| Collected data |
>>>>

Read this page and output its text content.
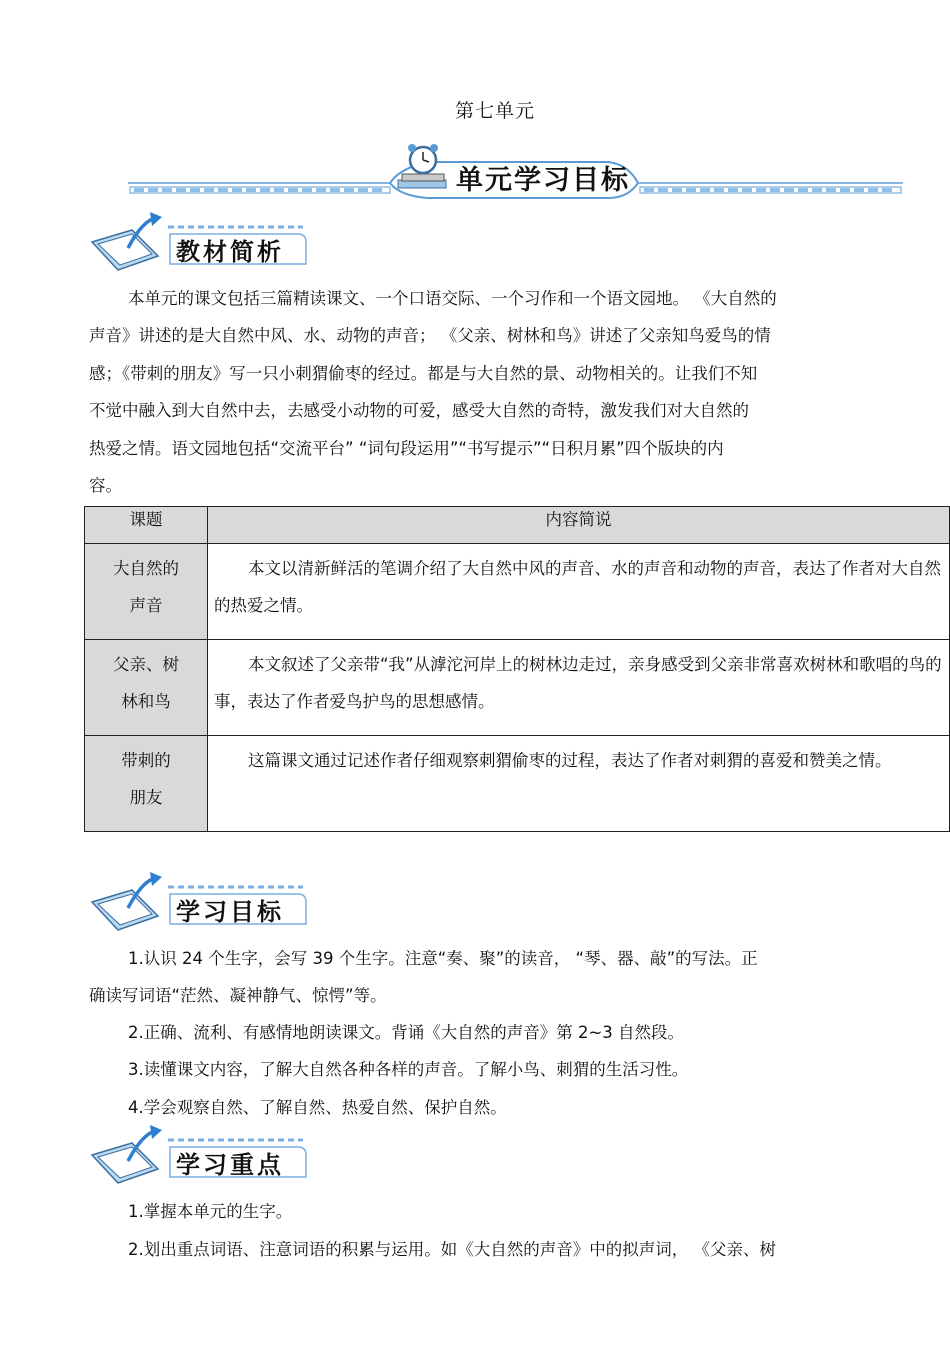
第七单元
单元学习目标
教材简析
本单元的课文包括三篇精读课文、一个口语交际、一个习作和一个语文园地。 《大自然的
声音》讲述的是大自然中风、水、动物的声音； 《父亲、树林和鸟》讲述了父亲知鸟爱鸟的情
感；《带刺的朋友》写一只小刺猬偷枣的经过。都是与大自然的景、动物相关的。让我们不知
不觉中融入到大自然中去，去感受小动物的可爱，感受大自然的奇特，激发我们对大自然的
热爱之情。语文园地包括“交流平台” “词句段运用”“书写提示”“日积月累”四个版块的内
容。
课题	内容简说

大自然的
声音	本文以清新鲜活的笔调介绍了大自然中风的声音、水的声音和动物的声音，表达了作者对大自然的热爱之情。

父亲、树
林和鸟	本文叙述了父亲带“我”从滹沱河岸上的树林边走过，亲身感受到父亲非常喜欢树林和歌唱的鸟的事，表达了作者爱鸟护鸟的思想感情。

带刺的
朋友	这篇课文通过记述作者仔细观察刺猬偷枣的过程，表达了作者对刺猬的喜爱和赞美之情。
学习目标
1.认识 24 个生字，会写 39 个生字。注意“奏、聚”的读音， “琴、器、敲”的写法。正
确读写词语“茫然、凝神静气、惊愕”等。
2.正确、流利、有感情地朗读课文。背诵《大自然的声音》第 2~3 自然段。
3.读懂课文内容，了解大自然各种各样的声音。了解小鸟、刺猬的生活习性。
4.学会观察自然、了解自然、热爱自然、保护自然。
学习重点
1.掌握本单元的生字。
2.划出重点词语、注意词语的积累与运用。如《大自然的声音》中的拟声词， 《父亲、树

<<<<
>>>>

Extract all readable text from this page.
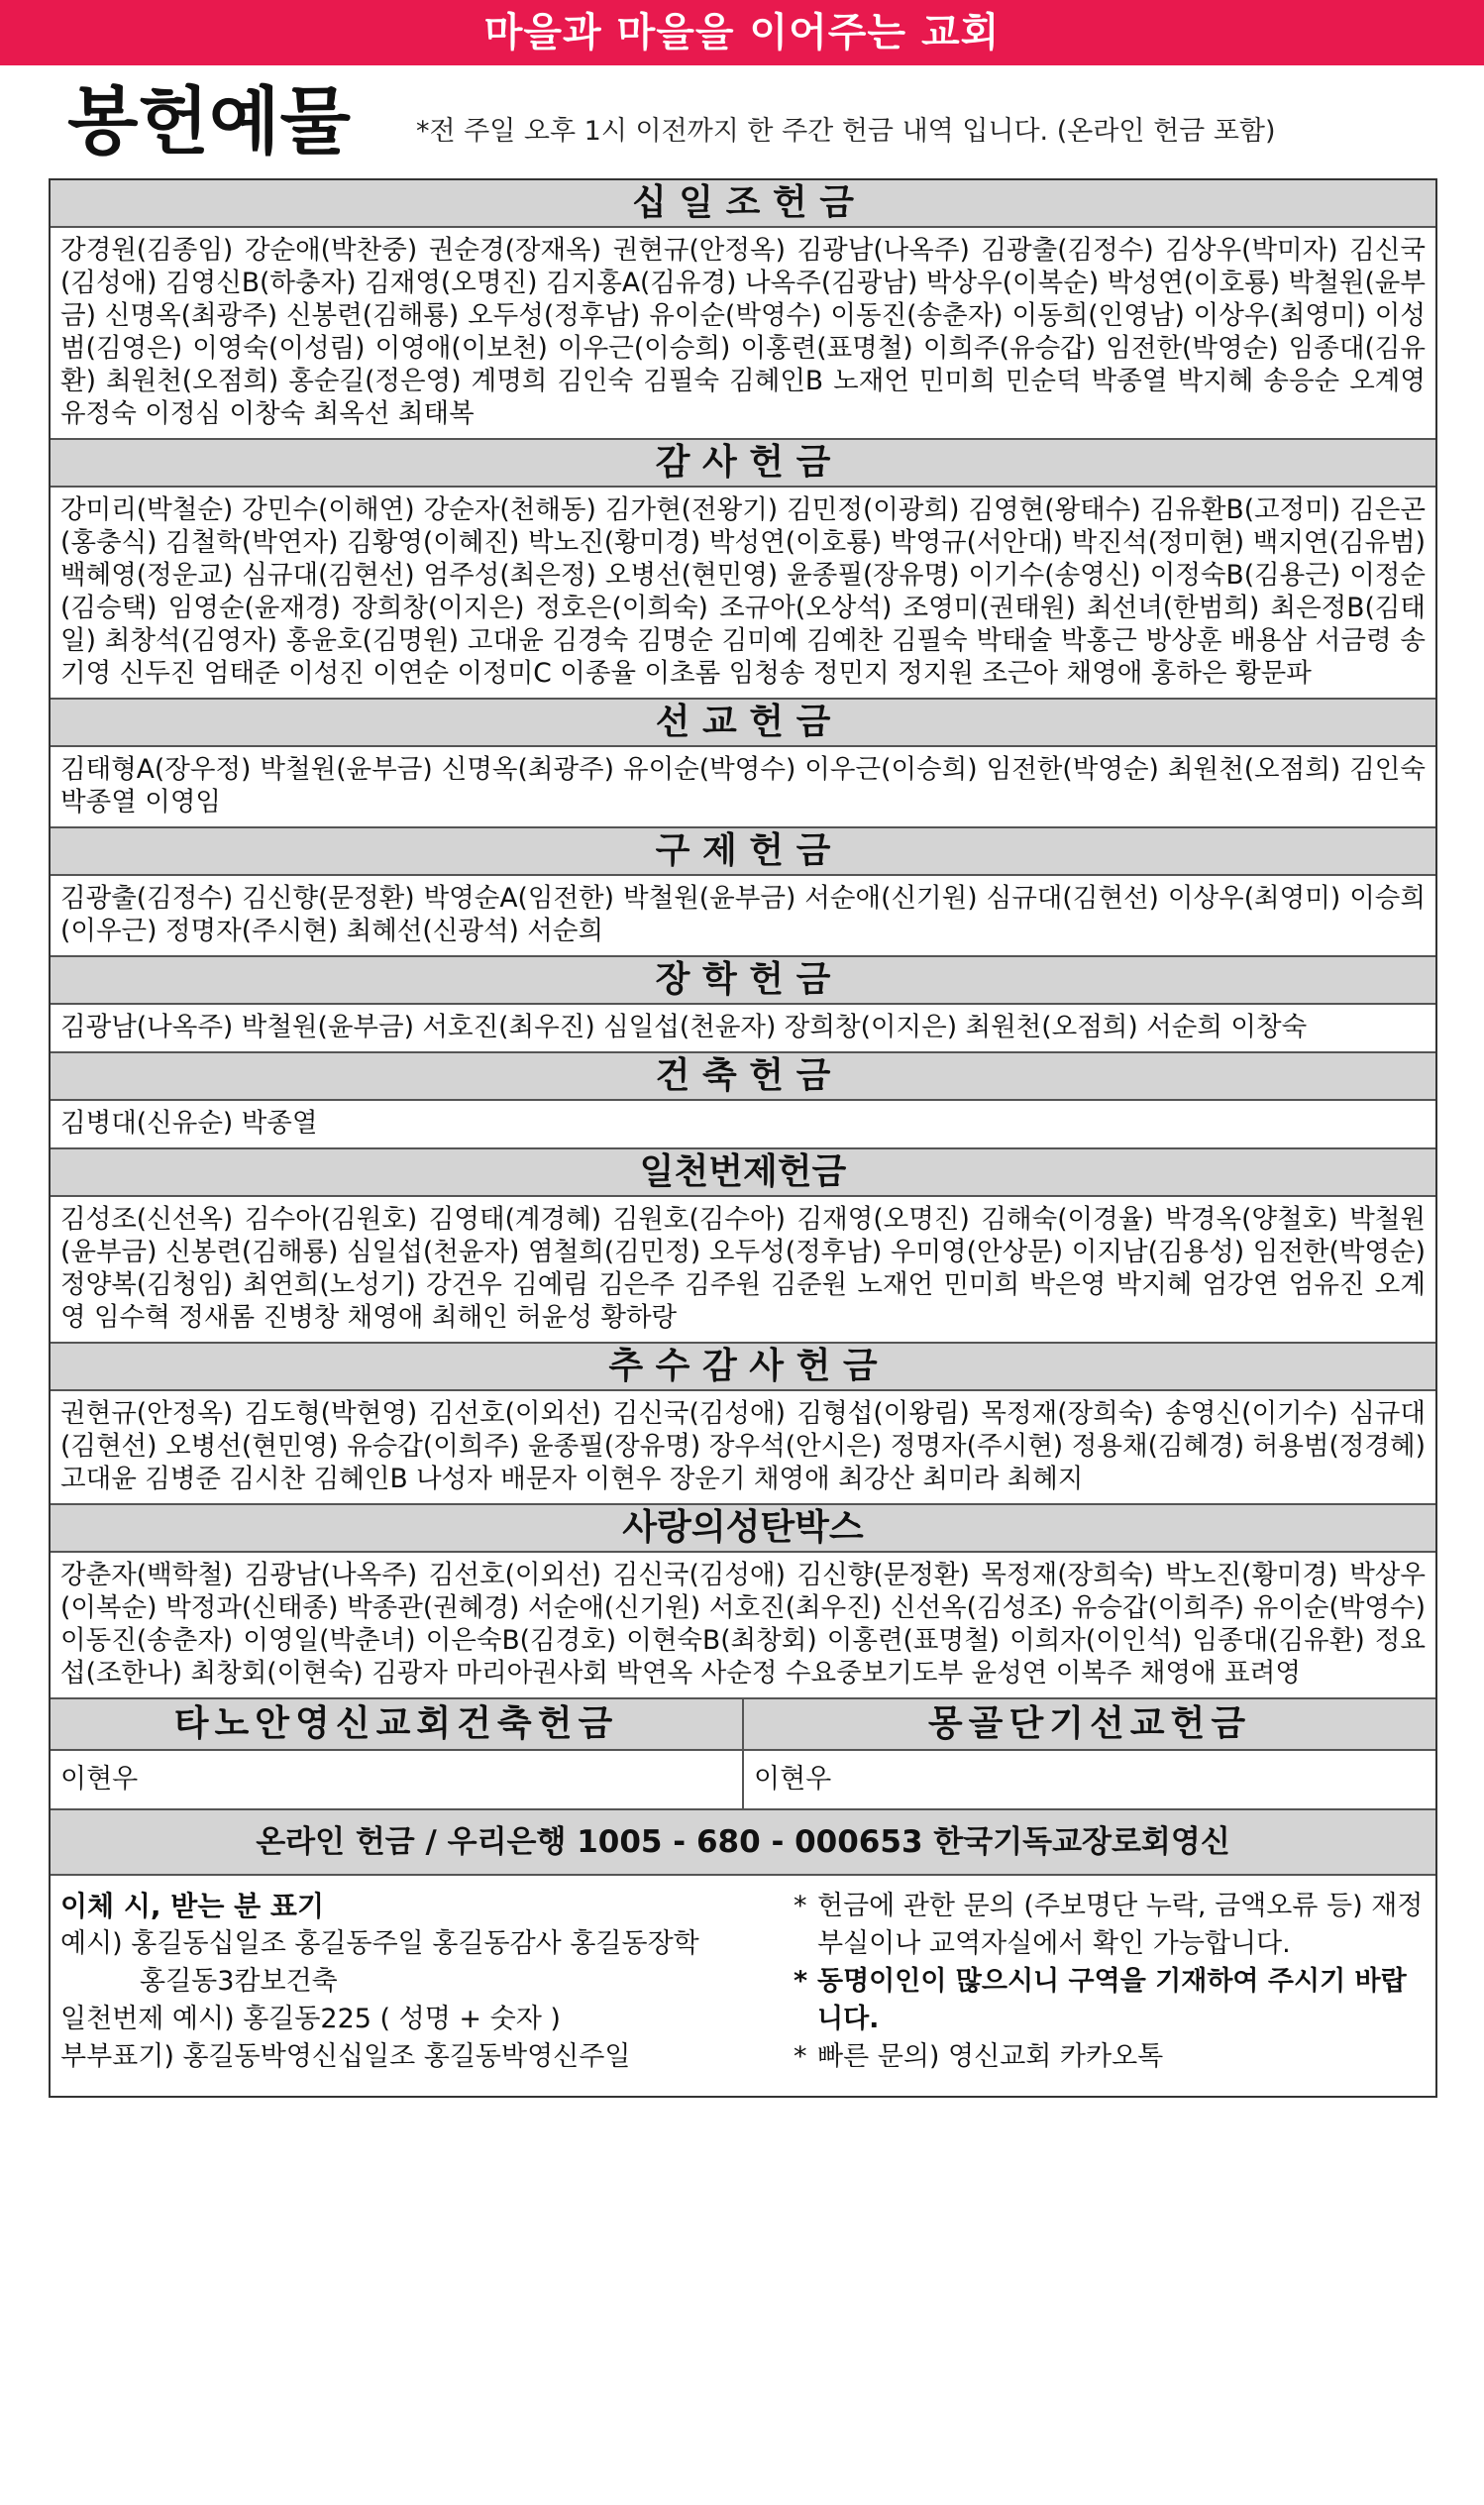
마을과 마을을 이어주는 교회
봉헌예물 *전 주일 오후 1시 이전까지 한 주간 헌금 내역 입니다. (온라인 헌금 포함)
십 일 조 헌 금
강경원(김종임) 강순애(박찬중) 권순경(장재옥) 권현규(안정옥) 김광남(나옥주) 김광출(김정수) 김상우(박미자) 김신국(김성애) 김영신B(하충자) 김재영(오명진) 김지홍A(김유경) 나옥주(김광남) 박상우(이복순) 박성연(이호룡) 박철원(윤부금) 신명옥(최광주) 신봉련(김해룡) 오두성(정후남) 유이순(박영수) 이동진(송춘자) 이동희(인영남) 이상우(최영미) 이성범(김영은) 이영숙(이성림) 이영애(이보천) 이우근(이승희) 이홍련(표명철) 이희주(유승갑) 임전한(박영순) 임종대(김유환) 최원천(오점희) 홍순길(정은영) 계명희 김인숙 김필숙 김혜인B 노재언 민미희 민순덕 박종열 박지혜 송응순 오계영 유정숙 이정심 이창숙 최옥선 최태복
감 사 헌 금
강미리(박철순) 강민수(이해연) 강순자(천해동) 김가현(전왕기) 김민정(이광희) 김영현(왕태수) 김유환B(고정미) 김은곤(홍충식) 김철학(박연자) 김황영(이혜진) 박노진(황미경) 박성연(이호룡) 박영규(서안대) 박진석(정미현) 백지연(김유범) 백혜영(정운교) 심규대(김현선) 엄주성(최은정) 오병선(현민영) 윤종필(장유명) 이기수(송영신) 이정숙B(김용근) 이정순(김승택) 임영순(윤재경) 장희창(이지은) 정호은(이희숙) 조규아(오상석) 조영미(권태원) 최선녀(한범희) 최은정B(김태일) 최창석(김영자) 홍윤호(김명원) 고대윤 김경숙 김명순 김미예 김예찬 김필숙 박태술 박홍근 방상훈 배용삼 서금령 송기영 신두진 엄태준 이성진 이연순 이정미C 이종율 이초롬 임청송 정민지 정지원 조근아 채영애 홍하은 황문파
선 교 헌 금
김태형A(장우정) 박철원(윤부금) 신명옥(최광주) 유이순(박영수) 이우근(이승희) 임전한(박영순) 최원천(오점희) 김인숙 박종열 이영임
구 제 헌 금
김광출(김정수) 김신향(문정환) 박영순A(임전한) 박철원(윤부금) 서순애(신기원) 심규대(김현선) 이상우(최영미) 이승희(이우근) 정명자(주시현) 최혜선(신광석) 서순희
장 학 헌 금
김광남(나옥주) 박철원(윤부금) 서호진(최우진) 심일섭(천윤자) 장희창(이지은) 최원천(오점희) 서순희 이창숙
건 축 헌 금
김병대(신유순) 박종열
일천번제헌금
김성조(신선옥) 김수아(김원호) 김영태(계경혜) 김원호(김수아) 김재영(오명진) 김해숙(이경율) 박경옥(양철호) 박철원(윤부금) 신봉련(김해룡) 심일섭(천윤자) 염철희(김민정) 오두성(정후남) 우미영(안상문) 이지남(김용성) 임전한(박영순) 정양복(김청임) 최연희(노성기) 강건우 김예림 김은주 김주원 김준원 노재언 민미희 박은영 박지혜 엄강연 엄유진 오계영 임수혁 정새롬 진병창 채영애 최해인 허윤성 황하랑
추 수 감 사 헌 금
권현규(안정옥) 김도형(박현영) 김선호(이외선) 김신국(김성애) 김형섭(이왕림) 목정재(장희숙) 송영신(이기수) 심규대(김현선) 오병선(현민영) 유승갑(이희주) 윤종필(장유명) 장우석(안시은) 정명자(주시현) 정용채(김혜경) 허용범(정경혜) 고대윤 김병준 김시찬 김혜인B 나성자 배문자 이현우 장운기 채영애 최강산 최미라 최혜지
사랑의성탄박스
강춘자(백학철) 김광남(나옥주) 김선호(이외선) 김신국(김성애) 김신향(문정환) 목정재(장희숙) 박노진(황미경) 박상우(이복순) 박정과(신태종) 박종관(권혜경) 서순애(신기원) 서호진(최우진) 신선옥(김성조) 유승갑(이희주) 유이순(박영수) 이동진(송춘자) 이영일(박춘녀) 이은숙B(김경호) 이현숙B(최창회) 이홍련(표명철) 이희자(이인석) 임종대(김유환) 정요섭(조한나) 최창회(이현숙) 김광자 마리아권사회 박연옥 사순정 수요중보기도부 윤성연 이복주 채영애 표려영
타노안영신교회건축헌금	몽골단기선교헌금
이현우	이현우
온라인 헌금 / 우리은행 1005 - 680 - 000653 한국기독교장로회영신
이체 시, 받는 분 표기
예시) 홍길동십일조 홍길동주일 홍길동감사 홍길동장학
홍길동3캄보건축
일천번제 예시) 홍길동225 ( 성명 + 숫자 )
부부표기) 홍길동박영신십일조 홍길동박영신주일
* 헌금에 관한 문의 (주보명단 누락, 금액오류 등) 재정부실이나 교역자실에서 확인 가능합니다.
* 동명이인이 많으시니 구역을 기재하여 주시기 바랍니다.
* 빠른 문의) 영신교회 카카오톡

<<<<

| GOAL OF THE EXERCISE |
Using the records above, copy each line that contains "大自然的声音".

| FINISHED ANSWER |
2.正确、流利、有感情地朗读课文。背诵《大自然的声音》第 2~3 自然段。
2.划出重点词语、注意词语的积累与运用。如《大自然的声音》中的拟声词， 《父亲、树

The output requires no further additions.